— To be done —
Return each line of the records with nothing changed, pictures excepted.

[Dataset records]
---

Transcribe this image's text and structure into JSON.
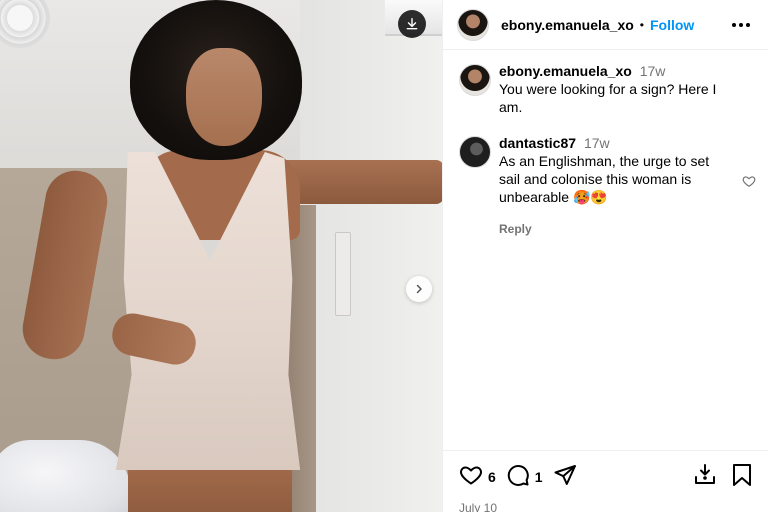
{
  "post": {
    "username": "ebony.emanuela_xo",
    "separator": "•",
    "follow_label": "Follow",
    "caption_time": "17w",
    "caption_text": "You were looking for a sign? Here I am.",
    "date": "July 10",
    "likes": "6",
    "comments_count": "1"
  },
  "comments": [
    {
      "username": "dantastic87",
      "time": "17w",
      "text": "As an Englishman, the urge to set sail and colonise this woman is unbearable 🥵😍",
      "reply_label": "Reply"
    }
  ],
  "icons": {
    "download": "download-icon",
    "next": "chevron-right-icon",
    "more": "more-options-icon",
    "like": "heart-icon",
    "comment": "comment-icon",
    "share": "send-icon",
    "save": "bookmark-icon",
    "tag": "tagged-user-icon"
  },
  "colors": {
    "accent": "#0095f6",
    "muted": "#737373",
    "border": "#efefef"
  }
}
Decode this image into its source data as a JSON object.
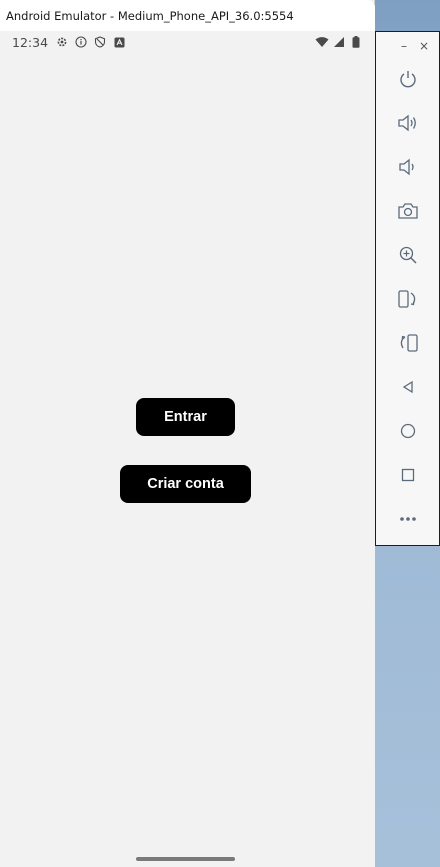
{
  "window": {
    "title": "Android Emulator - Medium_Phone_API_36.0:5554"
  },
  "statusbar": {
    "time": "12:34",
    "left_icons": [
      "settings-icon",
      "info-icon",
      "shield-icon",
      "app-a-icon"
    ],
    "right_icons": [
      "wifi-icon",
      "signal-icon",
      "battery-icon"
    ]
  },
  "app": {
    "login_label": "Entrar",
    "create_account_label": "Criar conta",
    "button_color": "#000000",
    "button_text_color": "#ffffff",
    "background_color": "#f2f2f2"
  },
  "toolbar": {
    "minimize_label": "–",
    "close_label": "×",
    "buttons": [
      "power-icon",
      "volume-up-icon",
      "volume-down-icon",
      "camera-icon",
      "zoom-icon",
      "rotate-left-icon",
      "rotate-right-icon",
      "back-icon",
      "home-icon",
      "overview-icon",
      "more-icon"
    ]
  }
}
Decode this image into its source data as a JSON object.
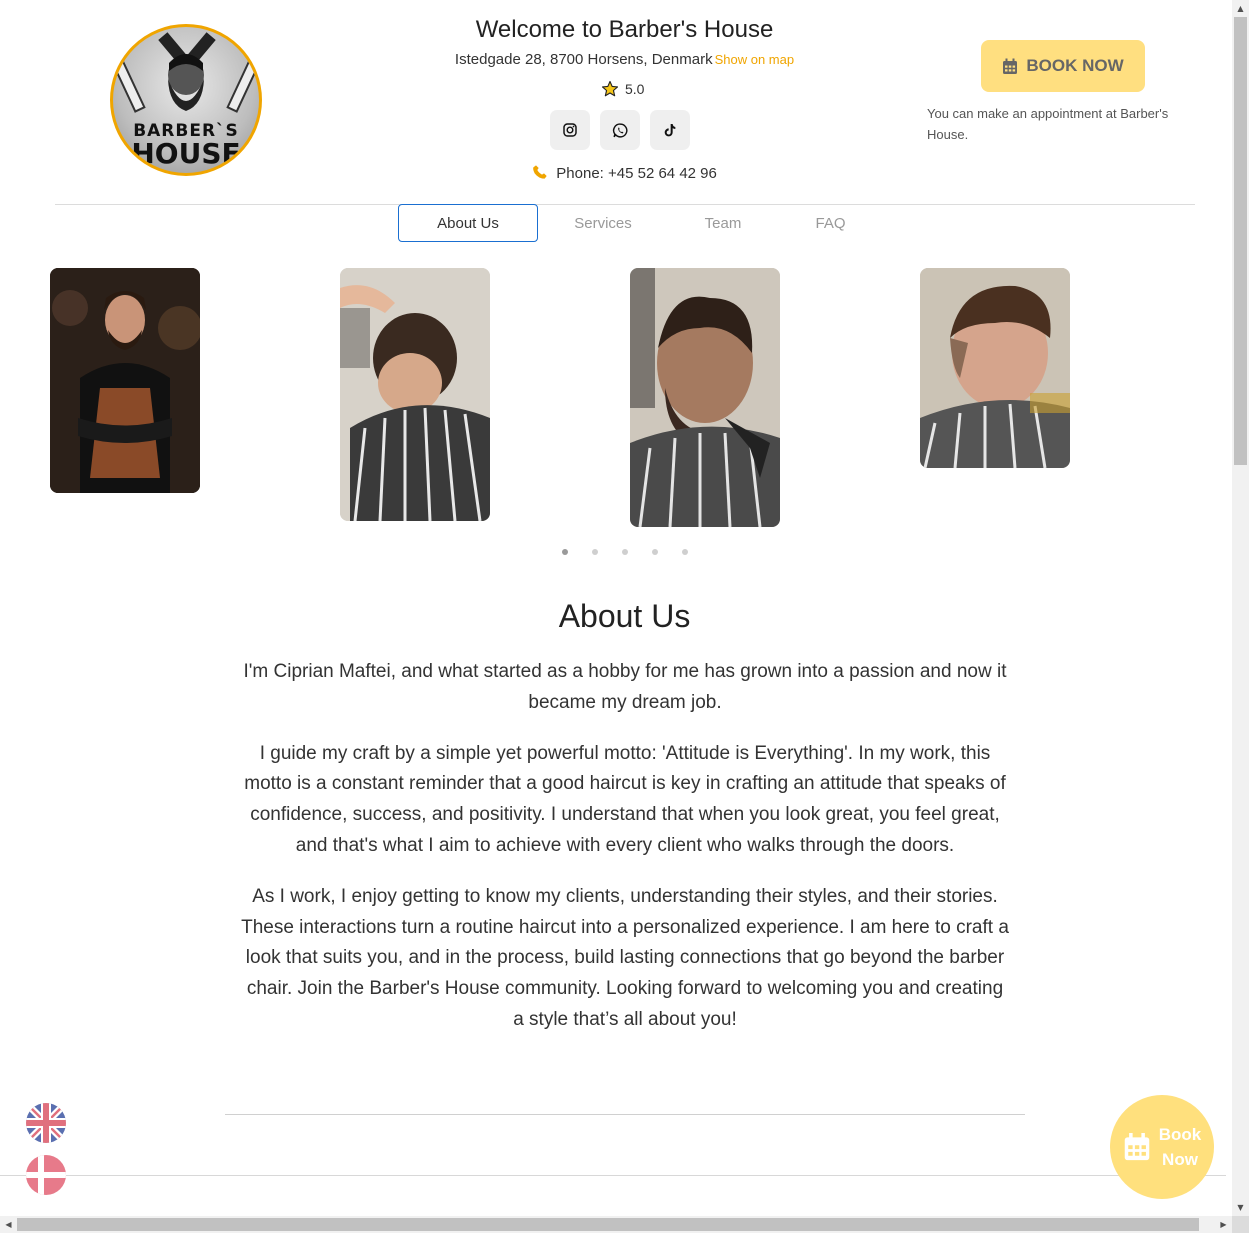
{
  "header": {
    "title": "Welcome to Barber's House",
    "address": "Istedgade 28, 8700 Horsens, Denmark",
    "map_link": "Show on map",
    "rating": "5.0",
    "phone": "Phone: +45 52 64 42 96",
    "logo_text_line1": "BARBER`S",
    "logo_text_line2": "HOUSE"
  },
  "socials": [
    {
      "name": "instagram-icon"
    },
    {
      "name": "whatsapp-icon"
    },
    {
      "name": "tiktok-icon"
    }
  ],
  "booking": {
    "button_label": "BOOK NOW",
    "note": "You can make an appointment at Barber's House."
  },
  "tabs": [
    {
      "label": "About Us",
      "active": true
    },
    {
      "label": "Services",
      "active": false
    },
    {
      "label": "Team",
      "active": false
    },
    {
      "label": "FAQ",
      "active": false
    }
  ],
  "carousel": {
    "slides_total": 5,
    "active_index": 0
  },
  "about": {
    "title": "About Us",
    "paragraphs": [
      "I'm Ciprian Maftei, and what started as a hobby for me has grown into a passion and now it became my dream job.",
      "I guide my craft by a simple yet powerful motto: 'Attitude is Everything'. In my work, this motto is a constant reminder that a good haircut is key in crafting an attitude that speaks of confidence, success, and positivity. I understand that when you look great, you feel great, and that's what I aim to achieve with every client who walks through the doors.",
      "As I work, I enjoy getting to know my clients, understanding their styles, and their stories. These interactions turn a routine haircut into a personalized experience. I am here to craft a look that suits you, and in the process, build lasting connections that go beyond the barber chair. Join the Barber's House community. Looking forward to welcoming you and creating a style that’s all about you!"
    ]
  },
  "floating_book": {
    "line1": "Book",
    "line2": "Now"
  },
  "colors": {
    "accent": "#f0a500",
    "book_button": "#ffdf80",
    "active_tab_border": "#1a6fd1"
  }
}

---

— Result —
Transcribe this image's text and structure into JSON.
{
  "post": {
    "username": "ebony.emanuela_xo",
    "separator": "•",
    "follow_label": "Follow",
    "caption_time": "17w",
    "caption_text": "You were looking for a sign? Here I am.",
    "date": "July 10",
    "likes": "6",
    "comments_count": "1"
  },
  "comments": [
    {
      "username": "dantastic87",
      "time": "17w",
      "text": "As an Englishman, the urge to set sail and colonise this woman is unbearable 🥵😍",
      "reply_label": "Reply"
    }
  ],
  "icons": {
    "download": "download-icon",
    "next": "chevron-right-icon",
    "more": "more-options-icon",
    "like": "heart-icon",
    "comment": "comment-icon",
    "share": "send-icon",
    "save": "bookmark-icon",
    "tag": "tagged-user-icon"
  },
  "colors": {
    "accent": "#0095f6",
    "muted": "#737373",
    "border": "#efefef"
  }
}
Decode this image into its source data as a JSON object.
{
  "window": {
    "title": "Android Emulator - Medium_Phone_API_36.0:5554"
  },
  "statusbar": {
    "time": "12:34",
    "left_icons": [
      "settings-icon",
      "info-icon",
      "shield-icon",
      "app-a-icon"
    ],
    "right_icons": [
      "wifi-icon",
      "signal-icon",
      "battery-icon"
    ]
  },
  "app": {
    "login_label": "Entrar",
    "create_account_label": "Criar conta",
    "button_color": "#000000",
    "button_text_color": "#ffffff",
    "background_color": "#f2f2f2"
  },
  "toolbar": {
    "minimize_label": "–",
    "close_label": "×",
    "buttons": [
      "power-icon",
      "volume-up-icon",
      "volume-down-icon",
      "camera-icon",
      "zoom-icon",
      "rotate-left-icon",
      "rotate-right-icon",
      "back-icon",
      "home-icon",
      "overview-icon",
      "more-icon"
    ]
  }
}
Decode this image into its source data as a JSON object.
{
  "header": {
    "title": "Welcome to Barber's House",
    "address": "Istedgade 28, 8700 Horsens, Denmark",
    "map_link": "Show on map",
    "rating": "5.0",
    "phone": "Phone: +45 52 64 42 96",
    "logo_text_line1": "BARBER`S",
    "logo_text_line2": "HOUSE"
  },
  "socials": [
    {
      "name": "instagram-icon"
    },
    {
      "name": "whatsapp-icon"
    },
    {
      "name": "tiktok-icon"
    }
  ],
  "booking": {
    "button_label": "BOOK NOW",
    "note": "You can make an appointment at Barber's House."
  },
  "tabs": [
    {
      "label": "About Us",
      "active": true
    },
    {
      "label": "Services",
      "active": false
    },
    {
      "label": "Team",
      "active": false
    },
    {
      "label": "FAQ",
      "active": false
    }
  ],
  "carousel": {
    "slides_total": 5,
    "active_index": 0
  },
  "about": {
    "title": "About Us",
    "paragraphs": [
      "I'm Ciprian Maftei, and what started as a hobby for me has grown into a passion and now it became my dream job.",
      "I guide my craft by a simple yet powerful motto: 'Attitude is Everything'. In my work, this motto is a constant reminder that a good haircut is key in crafting an attitude that speaks of confidence, success, and positivity. I understand that when you look great, you feel great, and that's what I aim to achieve with every client who walks through the doors.",
      "As I work, I enjoy getting to know my clients, understanding their styles, and their stories. These interactions turn a routine haircut into a personalized experience. I am here to craft a look that suits you, and in the process, build lasting connections that go beyond the barber chair. Join the Barber's House community. Looking forward to welcoming you and creating a style that’s all about you!"
    ]
  },
  "floating_book": {
    "line1": "Book",
    "line2": "Now"
  },
  "colors": {
    "accent": "#f0a500",
    "book_button": "#ffdf80",
    "active_tab_border": "#1a6fd1"
  }
}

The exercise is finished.